◆ Set task: Every record must be repeated exactly; omit any pictures they contain.

(Extracted data entries)

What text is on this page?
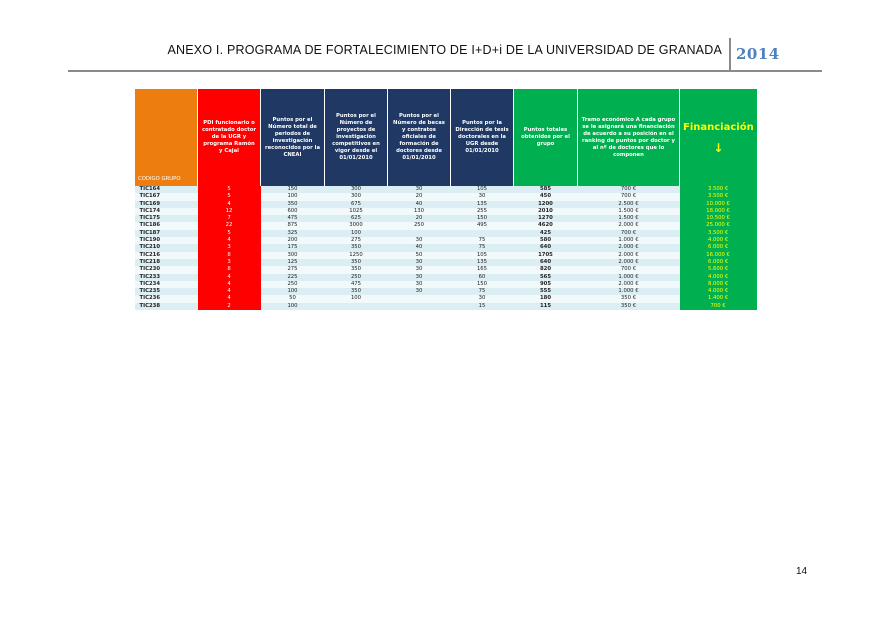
ANEXO I. PROGRAMA DE FORTALECIMIENTO DE I+D+i DE LA UNIVERSIDAD DE GRANADA 2014
CODIGO GRUPO	PDI funcionario o contratado doctor de la UGR y programa Ramón y Cajal	Puntos por el Número total de periodos de investigación reconocidos por la CNEAI	Puntos por el Número de proyectos de investigación competitivos en vigor desde el 01/01/2010	Puntos por el Número de becas y contratos oficiales de formación de doctores desde 01/01/2010	Puntos por la Dirección de tesis doctorales en la UGR desde 01/01/2010	Puntos totales obtenidos por el grupo	Tramo económico A cada grupo se le asignará una financiación de acuerdo a su posición en el ranking de puntos por doctor y al nº de doctores que lo componen	Financiación
↓

TIC164	5	150	300	30	105	585	700 €	3.500 €
TIC167	5	100	300	20	30	450	700 €	3.500 €
TIC169	4	350	675	40	135	1200	2.500 €	10.000 €
TIC174	12	600	1025	130	255	2010	1.500 €	18.000 €
TIC175	7	475	625	20	150	1270	1.500 €	10.500 €
TIC186	22	875	3000	250	495	4620	2.000 €	25.000 €
TIC187	5	325	100			425	700 €	3.500 €
TIC190	4	200	275	30	75	580	1.000 €	4.000 €
TIC210	3	175	350	40	75	640	2.000 €	6.000 €
TIC216	8	300	1250	50	105	1705	2.000 €	16.000 €
TIC218	3	125	350	30	135	640	2.000 €	6.000 €
TIC230	8	275	350	30	165	820	700 €	5.600 €
TIC233	4	225	250	30	60	565	1.000 €	4.000 €
TIC234	4	250	475	30	150	905	2.000 €	8.000 €
TIC235	4	100	350	30	75	555	1.000 €	4.000 €
TIC236	4	50	100		30	180	350 €	1.400 €
TIC238	2	100			15	115	350 €	700 €
14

◆ Answer below:
What text is on this page?
ANEXO I. PROGRAMA DE FORTALECIMIENTO DE I+D+i DE LA UNIVERSIDAD DE GRANADA 2014
CODIGO GRUPO	PDI funcionario o contratado doctor de la UGR y programa Ramón y Cajal	Puntos por el Número total de periodos de investigación reconocidos por la CNEAI	Puntos por el Número de proyectos de investigación competitivos en vigor desde el 01/01/2010	Puntos por el Número de becas y contratos oficiales de formación de doctores desde 01/01/2010	Puntos por la Dirección de tesis doctorales en la UGR desde 01/01/2010	Puntos totales obtenidos por el grupo	Tramo económico A cada grupo se le asignará una financiación de acuerdo a su posición en el ranking de puntos por doctor y al nº de doctores que lo componen	Financiación
↓

TIC164	5	150	300	30	105	585	700 €	3.500 €
TIC167	5	100	300	20	30	450	700 €	3.500 €
TIC169	4	350	675	40	135	1200	2.500 €	10.000 €
TIC174	12	600	1025	130	255	2010	1.500 €	18.000 €
TIC175	7	475	625	20	150	1270	1.500 €	10.500 €
TIC186	22	875	3000	250	495	4620	2.000 €	25.000 €
TIC187	5	325	100			425	700 €	3.500 €
TIC190	4	200	275	30	75	580	1.000 €	4.000 €
TIC210	3	175	350	40	75	640	2.000 €	6.000 €
TIC216	8	300	1250	50	105	1705	2.000 €	16.000 €
TIC218	3	125	350	30	135	640	2.000 €	6.000 €
TIC230	8	275	350	30	165	820	700 €	5.600 €
TIC233	4	225	250	30	60	565	1.000 €	4.000 €
TIC234	4	250	475	30	150	905	2.000 €	8.000 €
TIC235	4	100	350	30	75	555	1.000 €	4.000 €
TIC236	4	50	100		30	180	350 €	1.400 €
TIC238	2	100			15	115	350 €	700 €
14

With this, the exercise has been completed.